Which lines hold the word "الوالي"? Copy each one.
::: Entries supplied :::
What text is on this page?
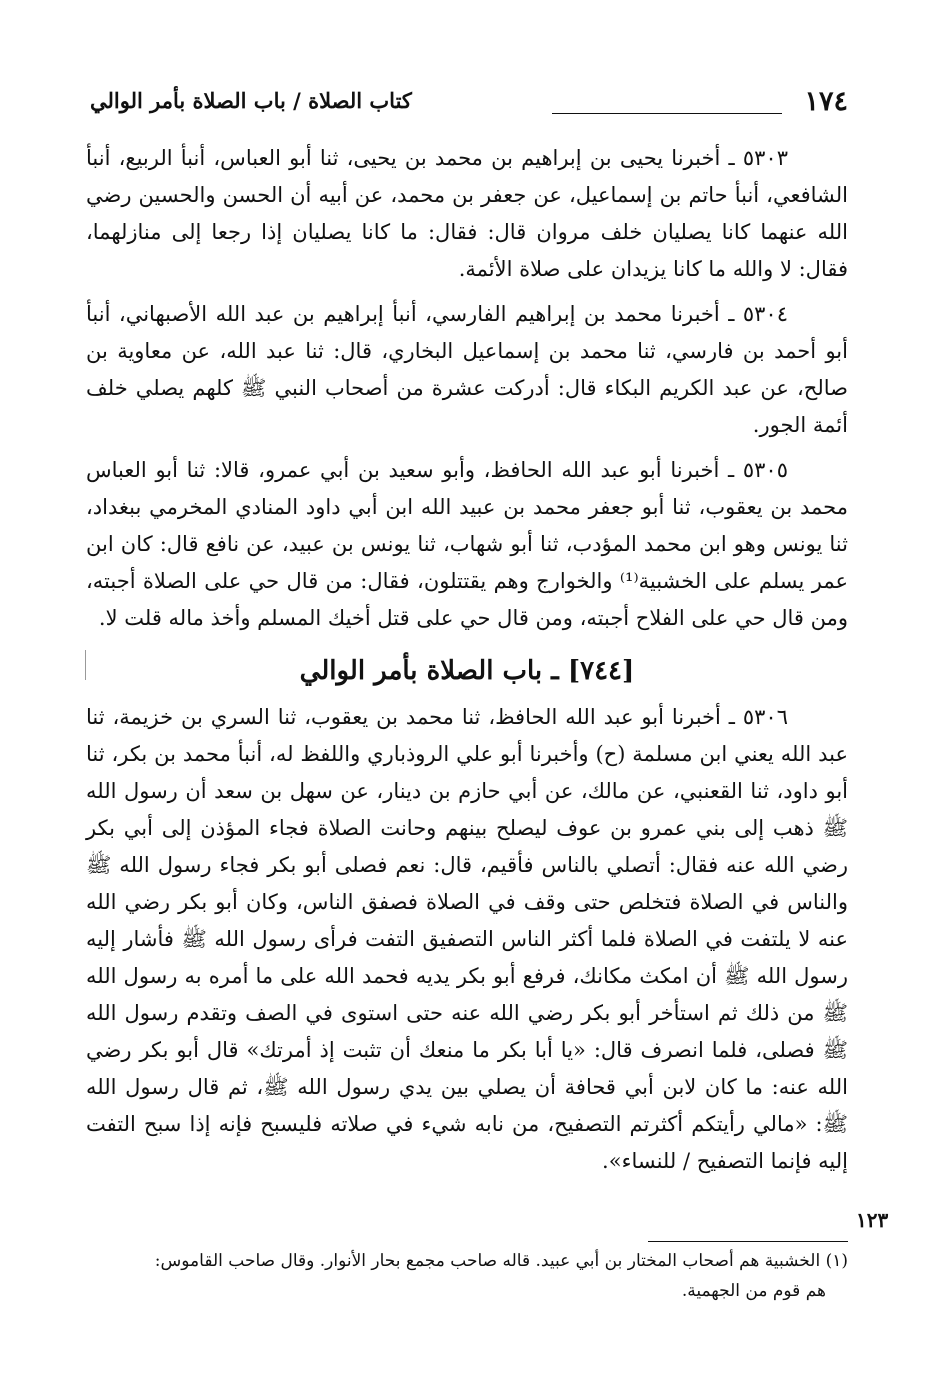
١٧٤
كتاب الصلاة / باب الصلاة بأمر الوالي

٥٣٠٣ ـ أخبرنا يحيى بن إبراهيم بن محمد بن يحيى، ثنا أبو العباس، أنبأ الربيع، أنبأ الشافعي، أنبأ حاتم بن إسماعيل، عن جعفر بن محمد، عن أبيه أن الحسن والحسين رضي الله عنهما كانا يصليان خلف مروان قال: فقال: ما كانا يصليان إذا رجعا إلى منازلهما، فقال: لا والله ما كانا يزيدان على صلاة الأئمة.

٥٣٠٤ ـ أخبرنا محمد بن إبراهيم الفارسي، أنبأ إبراهيم بن عبد الله الأصبهاني، أنبأ أبو أحمد بن فارسي، ثنا محمد بن إسماعيل البخاري، قال: ثنا عبد الله، عن معاوية بن صالح، عن عبد الكريم البكاء قال: أدركت عشرة من أصحاب النبي ﷺ كلهم يصلي خلف أئمة الجور.

٥٣٠٥ ـ أخبرنا أبو عبد الله الحافظ، وأبو سعيد بن أبي عمرو، قالا: ثنا أبو العباس محمد بن يعقوب، ثنا أبو جعفر محمد بن عبيد الله ابن أبي داود المنادي المخرمي ببغداد، ثنا يونس وهو ابن محمد المؤدب، ثنا أبو شهاب، ثنا يونس بن عبيد، عن نافع قال: كان ابن عمر يسلم على الخشبية⁽¹⁾ والخوارج وهم يقتتلون، فقال: من قال حي على الصلاة أجبته، ومن قال حي على الفلاح أجبته، ومن قال حي على قتل أخيك المسلم وأخذ ماله قلت لا.

[٧٤٤] ـ باب الصلاة بأمر الوالي

٥٣٠٦ ـ أخبرنا أبو عبد الله الحافظ، ثنا محمد بن يعقوب، ثنا السري بن خزيمة، ثنا عبد الله يعني ابن مسلمة (ح) وأخبرنا أبو علي الروذباري واللفظ له، أنبأ محمد بن بكر، ثنا أبو داود، ثنا القعنبي، عن مالك، عن أبي حازم بن دينار، عن سهل بن سعد أن رسول الله ﷺ ذهب إلى بني عمرو بن عوف ليصلح بينهم وحانت الصلاة فجاء المؤذن إلى أبي بكر رضي الله عنه فقال: أتصلي بالناس فأقيم، قال: نعم فصلى أبو بكر فجاء رسول الله ﷺ والناس في الصلاة فتخلص حتى وقف في الصلاة فصفق الناس، وكان أبو بكر رضي الله عنه لا يلتفت في الصلاة فلما أكثر الناس التصفيق التفت فرأى رسول الله ﷺ فأشار إليه رسول الله ﷺ أن امكث مكانك، فرفع أبو بكر يديه فحمد الله على ما أمره به رسول الله ﷺ من ذلك ثم استأخر أبو بكر رضي الله عنه حتى استوى في الصف وتقدم رسول الله ﷺ فصلى، فلما انصرف قال: «يا أبا بكر ما منعك أن تثبت إذ أمرتك» قال أبو بكر رضي الله عنه: ما كان لابن أبي قحافة أن يصلي بين يدي رسول الله ﷺ، ثم قال رسول الله ﷺ: «مالي رأيتكم أكثرتم التصفيح، من نابه شيء في صلاته فليسبح فإنه إذا سبح التفت إليه فإنما التصفيح / للنساء».

١٢٣

(١) الخشبية هم أصحاب المختار بن أبي عبيد. قاله صاحب مجمع بحار الأنوار. وقال صاحب القاموس:

هم قوم من الجهمية.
:::
_Output_
كتاب الصلاة / باب الصلاة بأمر الوالي
[٧٤٤] ـ باب الصلاة بأمر الوالي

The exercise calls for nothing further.